> Request
From the listing below, pull each line that includes "nuova".

— Start Information given —

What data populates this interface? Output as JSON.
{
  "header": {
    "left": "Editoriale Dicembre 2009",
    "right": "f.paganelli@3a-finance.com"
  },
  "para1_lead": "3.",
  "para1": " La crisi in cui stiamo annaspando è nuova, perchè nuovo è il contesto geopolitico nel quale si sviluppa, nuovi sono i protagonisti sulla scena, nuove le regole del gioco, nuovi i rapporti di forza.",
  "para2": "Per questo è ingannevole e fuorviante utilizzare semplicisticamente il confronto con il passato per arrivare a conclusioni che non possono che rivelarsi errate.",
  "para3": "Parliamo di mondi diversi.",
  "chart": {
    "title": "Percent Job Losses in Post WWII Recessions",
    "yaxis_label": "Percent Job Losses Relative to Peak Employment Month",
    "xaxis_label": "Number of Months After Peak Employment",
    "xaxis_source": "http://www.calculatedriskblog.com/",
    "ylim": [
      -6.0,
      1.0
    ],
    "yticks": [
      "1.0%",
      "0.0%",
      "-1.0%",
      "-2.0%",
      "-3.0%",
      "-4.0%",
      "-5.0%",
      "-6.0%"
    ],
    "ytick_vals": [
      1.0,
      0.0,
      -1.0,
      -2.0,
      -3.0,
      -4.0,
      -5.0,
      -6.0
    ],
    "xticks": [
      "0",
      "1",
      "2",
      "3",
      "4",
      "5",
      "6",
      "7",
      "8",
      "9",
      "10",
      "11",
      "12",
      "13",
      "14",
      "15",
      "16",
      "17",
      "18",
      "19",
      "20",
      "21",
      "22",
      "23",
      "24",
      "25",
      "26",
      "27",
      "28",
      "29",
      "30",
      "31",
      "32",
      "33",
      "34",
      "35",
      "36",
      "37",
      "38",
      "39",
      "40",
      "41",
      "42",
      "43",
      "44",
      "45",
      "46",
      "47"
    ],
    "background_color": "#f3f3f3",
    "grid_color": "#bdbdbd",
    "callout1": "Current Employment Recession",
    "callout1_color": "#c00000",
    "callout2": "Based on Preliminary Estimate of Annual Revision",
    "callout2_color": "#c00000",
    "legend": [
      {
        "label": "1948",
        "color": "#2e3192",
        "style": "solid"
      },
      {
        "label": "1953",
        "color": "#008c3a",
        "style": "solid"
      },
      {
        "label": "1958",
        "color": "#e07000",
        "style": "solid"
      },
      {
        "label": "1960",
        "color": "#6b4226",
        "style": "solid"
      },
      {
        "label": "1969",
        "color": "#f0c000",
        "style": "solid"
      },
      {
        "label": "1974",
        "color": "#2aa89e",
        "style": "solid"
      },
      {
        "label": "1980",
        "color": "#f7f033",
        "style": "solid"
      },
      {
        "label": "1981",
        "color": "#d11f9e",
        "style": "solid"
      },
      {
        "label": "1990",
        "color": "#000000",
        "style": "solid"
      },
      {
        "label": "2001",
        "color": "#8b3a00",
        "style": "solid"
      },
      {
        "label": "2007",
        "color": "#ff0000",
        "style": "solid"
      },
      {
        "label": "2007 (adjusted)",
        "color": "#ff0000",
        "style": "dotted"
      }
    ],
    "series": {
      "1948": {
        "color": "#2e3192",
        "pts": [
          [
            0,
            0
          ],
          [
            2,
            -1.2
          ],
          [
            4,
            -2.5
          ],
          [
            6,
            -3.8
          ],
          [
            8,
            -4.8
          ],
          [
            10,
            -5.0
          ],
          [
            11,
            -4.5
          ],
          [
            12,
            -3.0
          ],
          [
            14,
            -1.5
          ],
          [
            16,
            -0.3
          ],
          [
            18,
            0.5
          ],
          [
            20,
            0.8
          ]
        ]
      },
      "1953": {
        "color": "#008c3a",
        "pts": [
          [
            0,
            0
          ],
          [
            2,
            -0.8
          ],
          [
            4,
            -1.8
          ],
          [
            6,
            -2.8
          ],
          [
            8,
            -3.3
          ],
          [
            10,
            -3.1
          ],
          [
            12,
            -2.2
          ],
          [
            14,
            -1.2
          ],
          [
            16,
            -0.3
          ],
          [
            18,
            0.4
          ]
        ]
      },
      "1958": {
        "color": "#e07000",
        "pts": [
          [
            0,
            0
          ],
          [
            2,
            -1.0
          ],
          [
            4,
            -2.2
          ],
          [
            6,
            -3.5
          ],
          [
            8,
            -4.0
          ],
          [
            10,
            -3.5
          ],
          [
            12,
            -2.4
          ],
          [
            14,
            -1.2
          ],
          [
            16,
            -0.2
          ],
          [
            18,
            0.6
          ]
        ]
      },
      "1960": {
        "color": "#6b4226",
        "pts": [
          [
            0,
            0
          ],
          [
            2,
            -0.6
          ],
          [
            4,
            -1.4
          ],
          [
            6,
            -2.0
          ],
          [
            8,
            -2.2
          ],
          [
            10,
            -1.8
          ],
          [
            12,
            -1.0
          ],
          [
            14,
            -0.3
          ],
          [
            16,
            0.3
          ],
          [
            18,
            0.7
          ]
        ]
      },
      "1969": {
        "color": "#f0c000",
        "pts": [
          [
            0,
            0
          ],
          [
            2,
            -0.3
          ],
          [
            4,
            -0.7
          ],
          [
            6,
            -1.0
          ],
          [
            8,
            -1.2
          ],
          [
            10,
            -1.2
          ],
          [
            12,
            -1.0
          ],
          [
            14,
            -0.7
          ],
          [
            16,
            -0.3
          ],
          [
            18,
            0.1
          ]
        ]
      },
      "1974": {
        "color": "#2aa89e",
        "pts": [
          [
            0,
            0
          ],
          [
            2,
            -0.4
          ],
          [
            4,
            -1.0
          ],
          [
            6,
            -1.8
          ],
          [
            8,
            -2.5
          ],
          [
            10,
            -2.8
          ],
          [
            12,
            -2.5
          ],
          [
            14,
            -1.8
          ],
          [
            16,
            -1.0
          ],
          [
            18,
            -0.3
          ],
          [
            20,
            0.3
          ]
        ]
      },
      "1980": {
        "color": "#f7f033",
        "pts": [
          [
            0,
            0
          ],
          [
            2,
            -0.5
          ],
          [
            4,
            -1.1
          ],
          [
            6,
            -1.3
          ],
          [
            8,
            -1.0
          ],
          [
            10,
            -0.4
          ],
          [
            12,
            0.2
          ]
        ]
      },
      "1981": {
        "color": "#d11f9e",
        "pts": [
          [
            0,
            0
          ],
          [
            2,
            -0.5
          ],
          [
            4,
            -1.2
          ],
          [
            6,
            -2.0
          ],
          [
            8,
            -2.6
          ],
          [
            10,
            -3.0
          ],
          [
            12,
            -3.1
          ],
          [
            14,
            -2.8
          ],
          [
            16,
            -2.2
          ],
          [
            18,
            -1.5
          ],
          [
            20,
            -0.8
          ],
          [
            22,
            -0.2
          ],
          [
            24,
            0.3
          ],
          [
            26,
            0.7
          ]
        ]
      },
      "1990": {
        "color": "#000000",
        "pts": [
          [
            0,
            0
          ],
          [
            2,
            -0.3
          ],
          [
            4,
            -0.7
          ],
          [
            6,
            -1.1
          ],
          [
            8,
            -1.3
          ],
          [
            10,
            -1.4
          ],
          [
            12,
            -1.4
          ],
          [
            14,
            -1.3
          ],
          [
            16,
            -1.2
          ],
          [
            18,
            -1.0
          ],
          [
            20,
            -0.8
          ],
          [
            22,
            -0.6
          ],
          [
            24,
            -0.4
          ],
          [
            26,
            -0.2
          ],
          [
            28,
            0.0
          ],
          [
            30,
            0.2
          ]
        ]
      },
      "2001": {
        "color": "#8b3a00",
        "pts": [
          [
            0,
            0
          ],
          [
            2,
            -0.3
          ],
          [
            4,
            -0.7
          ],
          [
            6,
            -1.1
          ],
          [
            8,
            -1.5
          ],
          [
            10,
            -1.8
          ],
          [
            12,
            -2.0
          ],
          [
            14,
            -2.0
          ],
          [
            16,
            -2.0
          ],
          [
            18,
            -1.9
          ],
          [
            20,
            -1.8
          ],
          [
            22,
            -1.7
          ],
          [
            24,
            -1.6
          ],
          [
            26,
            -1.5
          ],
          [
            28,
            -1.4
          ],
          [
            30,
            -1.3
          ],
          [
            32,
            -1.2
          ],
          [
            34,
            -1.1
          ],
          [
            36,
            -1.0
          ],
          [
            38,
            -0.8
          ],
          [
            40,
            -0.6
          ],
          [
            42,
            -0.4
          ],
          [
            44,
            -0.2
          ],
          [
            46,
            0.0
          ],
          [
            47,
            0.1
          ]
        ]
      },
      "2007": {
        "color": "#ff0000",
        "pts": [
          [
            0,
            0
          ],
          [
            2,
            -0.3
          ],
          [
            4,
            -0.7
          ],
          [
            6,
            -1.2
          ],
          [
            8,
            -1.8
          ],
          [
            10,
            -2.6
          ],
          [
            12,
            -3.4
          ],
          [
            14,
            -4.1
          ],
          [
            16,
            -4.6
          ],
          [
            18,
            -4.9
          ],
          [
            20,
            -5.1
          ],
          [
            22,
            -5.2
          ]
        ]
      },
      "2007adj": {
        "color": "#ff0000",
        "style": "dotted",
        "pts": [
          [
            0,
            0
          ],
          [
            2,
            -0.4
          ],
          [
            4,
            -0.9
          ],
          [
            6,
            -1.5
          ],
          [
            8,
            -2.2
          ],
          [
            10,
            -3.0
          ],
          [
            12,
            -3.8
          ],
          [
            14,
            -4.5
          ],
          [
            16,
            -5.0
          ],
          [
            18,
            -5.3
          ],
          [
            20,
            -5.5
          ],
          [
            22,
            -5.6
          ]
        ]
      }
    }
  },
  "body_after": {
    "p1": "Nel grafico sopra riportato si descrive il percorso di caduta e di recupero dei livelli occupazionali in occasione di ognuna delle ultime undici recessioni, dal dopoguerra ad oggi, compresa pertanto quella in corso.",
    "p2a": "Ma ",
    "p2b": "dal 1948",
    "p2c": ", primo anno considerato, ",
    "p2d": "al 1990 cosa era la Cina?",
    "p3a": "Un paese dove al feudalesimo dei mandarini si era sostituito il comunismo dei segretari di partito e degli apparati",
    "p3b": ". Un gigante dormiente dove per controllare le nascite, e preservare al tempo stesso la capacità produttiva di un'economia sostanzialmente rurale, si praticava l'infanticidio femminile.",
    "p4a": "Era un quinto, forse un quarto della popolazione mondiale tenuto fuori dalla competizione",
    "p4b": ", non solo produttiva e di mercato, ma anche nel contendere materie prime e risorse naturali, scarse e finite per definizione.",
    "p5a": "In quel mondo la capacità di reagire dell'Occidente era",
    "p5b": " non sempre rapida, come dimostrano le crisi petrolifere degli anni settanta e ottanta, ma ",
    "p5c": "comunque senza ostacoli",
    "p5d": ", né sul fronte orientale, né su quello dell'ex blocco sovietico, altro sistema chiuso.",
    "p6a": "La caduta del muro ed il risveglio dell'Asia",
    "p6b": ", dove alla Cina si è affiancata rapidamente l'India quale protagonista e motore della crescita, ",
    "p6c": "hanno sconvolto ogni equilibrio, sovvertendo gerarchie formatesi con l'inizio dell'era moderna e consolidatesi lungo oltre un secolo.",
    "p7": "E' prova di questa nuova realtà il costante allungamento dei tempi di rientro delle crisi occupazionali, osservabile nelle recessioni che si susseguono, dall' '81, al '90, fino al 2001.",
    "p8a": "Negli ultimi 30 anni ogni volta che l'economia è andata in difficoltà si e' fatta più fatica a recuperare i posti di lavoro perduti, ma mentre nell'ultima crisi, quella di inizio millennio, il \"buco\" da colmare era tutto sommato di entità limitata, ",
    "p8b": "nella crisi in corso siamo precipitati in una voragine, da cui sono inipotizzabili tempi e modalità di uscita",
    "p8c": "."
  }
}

— End Information given —

> Written answer
  "para1": " La crisi in cui stiamo annaspando è nuova, perchè nuovo è il contesto geopolitico nel quale si sviluppa, nuovi sono i protagonisti sulla scena, nuove le regole del gioco, nuovi i rapporti di forza.",
    "p7": "E' prova di questa nuova realtà il costante allungamento dei tempi di rientro delle crisi occupazionali, osservabile nelle recessioni che si susseguono, dall' '81, al '90, fino al 2001.",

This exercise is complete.